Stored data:

>> Start

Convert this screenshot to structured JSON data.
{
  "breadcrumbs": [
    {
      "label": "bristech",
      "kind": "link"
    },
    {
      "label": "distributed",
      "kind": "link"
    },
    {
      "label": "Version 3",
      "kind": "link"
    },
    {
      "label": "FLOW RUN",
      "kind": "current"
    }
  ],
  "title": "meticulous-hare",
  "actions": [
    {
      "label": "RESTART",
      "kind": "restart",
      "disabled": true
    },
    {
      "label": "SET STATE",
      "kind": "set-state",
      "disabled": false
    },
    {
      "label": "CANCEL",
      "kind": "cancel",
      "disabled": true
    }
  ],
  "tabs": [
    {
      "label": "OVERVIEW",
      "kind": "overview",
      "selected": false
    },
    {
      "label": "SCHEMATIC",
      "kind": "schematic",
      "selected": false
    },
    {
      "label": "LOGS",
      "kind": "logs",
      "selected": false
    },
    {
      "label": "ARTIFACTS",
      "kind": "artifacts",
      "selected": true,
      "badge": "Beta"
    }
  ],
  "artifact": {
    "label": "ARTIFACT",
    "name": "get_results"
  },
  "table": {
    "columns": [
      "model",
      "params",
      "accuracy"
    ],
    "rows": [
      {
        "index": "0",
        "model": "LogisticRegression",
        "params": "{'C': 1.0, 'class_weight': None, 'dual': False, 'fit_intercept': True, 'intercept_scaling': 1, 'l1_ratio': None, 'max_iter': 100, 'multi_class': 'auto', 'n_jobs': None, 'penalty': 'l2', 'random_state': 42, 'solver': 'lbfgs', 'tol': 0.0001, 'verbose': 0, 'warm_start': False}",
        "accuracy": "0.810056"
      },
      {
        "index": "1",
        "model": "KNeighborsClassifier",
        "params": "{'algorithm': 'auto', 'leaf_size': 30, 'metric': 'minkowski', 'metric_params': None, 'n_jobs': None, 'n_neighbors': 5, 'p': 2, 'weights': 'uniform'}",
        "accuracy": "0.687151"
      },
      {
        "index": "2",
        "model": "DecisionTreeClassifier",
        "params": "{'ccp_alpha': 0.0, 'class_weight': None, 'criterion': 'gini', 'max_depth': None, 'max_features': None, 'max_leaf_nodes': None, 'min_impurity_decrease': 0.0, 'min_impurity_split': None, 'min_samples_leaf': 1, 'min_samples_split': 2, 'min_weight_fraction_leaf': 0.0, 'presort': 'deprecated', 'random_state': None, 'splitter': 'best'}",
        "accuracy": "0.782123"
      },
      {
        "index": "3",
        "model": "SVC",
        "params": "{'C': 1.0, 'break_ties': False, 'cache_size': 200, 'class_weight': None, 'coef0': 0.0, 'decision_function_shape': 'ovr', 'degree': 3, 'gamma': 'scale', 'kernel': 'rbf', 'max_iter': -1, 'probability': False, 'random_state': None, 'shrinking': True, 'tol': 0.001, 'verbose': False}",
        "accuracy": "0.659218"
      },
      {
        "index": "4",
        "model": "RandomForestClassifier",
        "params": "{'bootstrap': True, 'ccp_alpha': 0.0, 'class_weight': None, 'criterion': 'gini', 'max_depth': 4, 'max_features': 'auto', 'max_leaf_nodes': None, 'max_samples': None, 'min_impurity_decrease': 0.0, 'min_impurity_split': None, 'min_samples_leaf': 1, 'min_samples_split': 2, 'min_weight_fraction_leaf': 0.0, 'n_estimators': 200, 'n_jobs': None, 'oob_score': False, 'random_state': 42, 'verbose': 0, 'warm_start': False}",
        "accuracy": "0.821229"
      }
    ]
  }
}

>> End

**Work instructions**:
Make an exact copy of the listing, including every line.

**The answer**:
Convert this screenshot to structured JSON data.
{
  "breadcrumbs": [
    {
      "label": "bristech",
      "kind": "link"
    },
    {
      "label": "distributed",
      "kind": "link"
    },
    {
      "label": "Version 3",
      "kind": "link"
    },
    {
      "label": "FLOW RUN",
      "kind": "current"
    }
  ],
  "title": "meticulous-hare",
  "actions": [
    {
      "label": "RESTART",
      "kind": "restart",
      "disabled": true
    },
    {
      "label": "SET STATE",
      "kind": "set-state",
      "disabled": false
    },
    {
      "label": "CANCEL",
      "kind": "cancel",
      "disabled": true
    }
  ],
  "tabs": [
    {
      "label": "OVERVIEW",
      "kind": "overview",
      "selected": false
    },
    {
      "label": "SCHEMATIC",
      "kind": "schematic",
      "selected": false
    },
    {
      "label": "LOGS",
      "kind": "logs",
      "selected": false
    },
    {
      "label": "ARTIFACTS",
      "kind": "artifacts",
      "selected": true,
      "badge": "Beta"
    }
  ],
  "artifact": {
    "label": "ARTIFACT",
    "name": "get_results"
  },
  "table": {
    "columns": [
      "model",
      "params",
      "accuracy"
    ],
    "rows": [
      {
        "index": "0",
        "model": "LogisticRegression",
        "params": "{'C': 1.0, 'class_weight': None, 'dual': False, 'fit_intercept': True, 'intercept_scaling': 1, 'l1_ratio': None, 'max_iter': 100, 'multi_class': 'auto', 'n_jobs': None, 'penalty': 'l2', 'random_state': 42, 'solver': 'lbfgs', 'tol': 0.0001, 'verbose': 0, 'warm_start': False}",
        "accuracy": "0.810056"
      },
      {
        "index": "1",
        "model": "KNeighborsClassifier",
        "params": "{'algorithm': 'auto', 'leaf_size': 30, 'metric': 'minkowski', 'metric_params': None, 'n_jobs': None, 'n_neighbors': 5, 'p': 2, 'weights': 'uniform'}",
        "accuracy": "0.687151"
      },
      {
        "index": "2",
        "model": "DecisionTreeClassifier",
        "params": "{'ccp_alpha': 0.0, 'class_weight': None, 'criterion': 'gini', 'max_depth': None, 'max_features': None, 'max_leaf_nodes': None, 'min_impurity_decrease': 0.0, 'min_impurity_split': None, 'min_samples_leaf': 1, 'min_samples_split': 2, 'min_weight_fraction_leaf': 0.0, 'presort': 'deprecated', 'random_state': None, 'splitter': 'best'}",
        "accuracy": "0.782123"
      },
      {
        "index": "3",
        "model": "SVC",
        "params": "{'C': 1.0, 'break_ties': False, 'cache_size': 200, 'class_weight': None, 'coef0': 0.0, 'decision_function_shape': 'ovr', 'degree': 3, 'gamma': 'scale', 'kernel': 'rbf', 'max_iter': -1, 'probability': False, 'random_state': None, 'shrinking': True, 'tol': 0.001, 'verbose': False}",
        "accuracy": "0.659218"
      },
      {
        "index": "4",
        "model": "RandomForestClassifier",
        "params": "{'bootstrap': True, 'ccp_alpha': 0.0, 'class_weight': None, 'criterion': 'gini', 'max_depth': 4, 'max_features': 'auto', 'max_leaf_nodes': None, 'max_samples': None, 'min_impurity_decrease': 0.0, 'min_impurity_split': None, 'min_samples_leaf': 1, 'min_samples_split': 2, 'min_weight_fraction_leaf': 0.0, 'n_estimators': 200, 'n_jobs': None, 'oob_score': False, 'random_state': 42, 'verbose': 0, 'warm_start': False}",
        "accuracy": "0.821229"
      }
    ]
  }
}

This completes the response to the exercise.